*Exercise inputs*:
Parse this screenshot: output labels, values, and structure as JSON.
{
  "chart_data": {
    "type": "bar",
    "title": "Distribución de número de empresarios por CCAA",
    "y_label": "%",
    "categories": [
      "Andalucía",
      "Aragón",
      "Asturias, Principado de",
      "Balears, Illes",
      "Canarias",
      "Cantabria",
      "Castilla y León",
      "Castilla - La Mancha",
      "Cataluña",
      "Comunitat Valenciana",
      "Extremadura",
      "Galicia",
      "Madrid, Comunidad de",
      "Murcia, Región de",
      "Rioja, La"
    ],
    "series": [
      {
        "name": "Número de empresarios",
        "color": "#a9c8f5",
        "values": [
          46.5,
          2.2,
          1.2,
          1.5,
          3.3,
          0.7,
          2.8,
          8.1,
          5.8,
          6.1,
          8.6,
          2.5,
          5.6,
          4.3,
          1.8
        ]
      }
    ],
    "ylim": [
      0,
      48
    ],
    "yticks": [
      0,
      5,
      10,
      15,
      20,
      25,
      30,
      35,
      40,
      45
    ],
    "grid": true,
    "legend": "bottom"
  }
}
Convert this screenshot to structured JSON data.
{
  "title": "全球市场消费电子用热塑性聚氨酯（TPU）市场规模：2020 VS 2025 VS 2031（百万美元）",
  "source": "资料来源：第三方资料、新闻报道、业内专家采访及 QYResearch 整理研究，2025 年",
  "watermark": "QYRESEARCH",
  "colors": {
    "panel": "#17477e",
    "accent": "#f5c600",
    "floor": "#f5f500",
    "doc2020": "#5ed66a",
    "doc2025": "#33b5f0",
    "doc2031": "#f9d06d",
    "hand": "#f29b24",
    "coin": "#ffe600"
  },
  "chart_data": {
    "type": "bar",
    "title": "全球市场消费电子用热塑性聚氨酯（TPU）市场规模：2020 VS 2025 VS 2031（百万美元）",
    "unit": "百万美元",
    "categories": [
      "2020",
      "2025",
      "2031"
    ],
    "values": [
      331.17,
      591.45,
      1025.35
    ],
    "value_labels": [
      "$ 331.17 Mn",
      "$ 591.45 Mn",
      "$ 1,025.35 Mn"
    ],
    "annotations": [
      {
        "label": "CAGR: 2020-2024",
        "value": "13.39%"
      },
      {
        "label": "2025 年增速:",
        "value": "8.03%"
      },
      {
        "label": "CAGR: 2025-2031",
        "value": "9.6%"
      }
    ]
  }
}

*What the task requires*:
Your task is to retype all the records above with nothing left out.

*Exercise solution*:
Parse this screenshot: output labels, values, and structure as JSON.
{
  "chart_data": {
    "type": "bar",
    "title": "Distribución de número de empresarios por CCAA",
    "y_label": "%",
    "categories": [
      "Andalucía",
      "Aragón",
      "Asturias, Principado de",
      "Balears, Illes",
      "Canarias",
      "Cantabria",
      "Castilla y León",
      "Castilla - La Mancha",
      "Cataluña",
      "Comunitat Valenciana",
      "Extremadura",
      "Galicia",
      "Madrid, Comunidad de",
      "Murcia, Región de",
      "Rioja, La"
    ],
    "series": [
      {
        "name": "Número de empresarios",
        "color": "#a9c8f5",
        "values": [
          46.5,
          2.2,
          1.2,
          1.5,
          3.3,
          0.7,
          2.8,
          8.1,
          5.8,
          6.1,
          8.6,
          2.5,
          5.6,
          4.3,
          1.8
        ]
      }
    ],
    "ylim": [
      0,
      48
    ],
    "yticks": [
      0,
      5,
      10,
      15,
      20,
      25,
      30,
      35,
      40,
      45
    ],
    "grid": true,
    "legend": "bottom"
  }
}
Convert this screenshot to structured JSON data.
{
  "title": "全球市场消费电子用热塑性聚氨酯（TPU）市场规模：2020 VS 2025 VS 2031（百万美元）",
  "source": "资料来源：第三方资料、新闻报道、业内专家采访及 QYResearch 整理研究，2025 年",
  "watermark": "QYRESEARCH",
  "colors": {
    "panel": "#17477e",
    "accent": "#f5c600",
    "floor": "#f5f500",
    "doc2020": "#5ed66a",
    "doc2025": "#33b5f0",
    "doc2031": "#f9d06d",
    "hand": "#f29b24",
    "coin": "#ffe600"
  },
  "chart_data": {
    "type": "bar",
    "title": "全球市场消费电子用热塑性聚氨酯（TPU）市场规模：2020 VS 2025 VS 2031（百万美元）",
    "unit": "百万美元",
    "categories": [
      "2020",
      "2025",
      "2031"
    ],
    "values": [
      331.17,
      591.45,
      1025.35
    ],
    "value_labels": [
      "$ 331.17 Mn",
      "$ 591.45 Mn",
      "$ 1,025.35 Mn"
    ],
    "annotations": [
      {
        "label": "CAGR: 2020-2024",
        "value": "13.39%"
      },
      {
        "label": "2025 年增速:",
        "value": "8.03%"
      },
      {
        "label": "CAGR: 2025-2031",
        "value": "9.6%"
      }
    ]
  }
}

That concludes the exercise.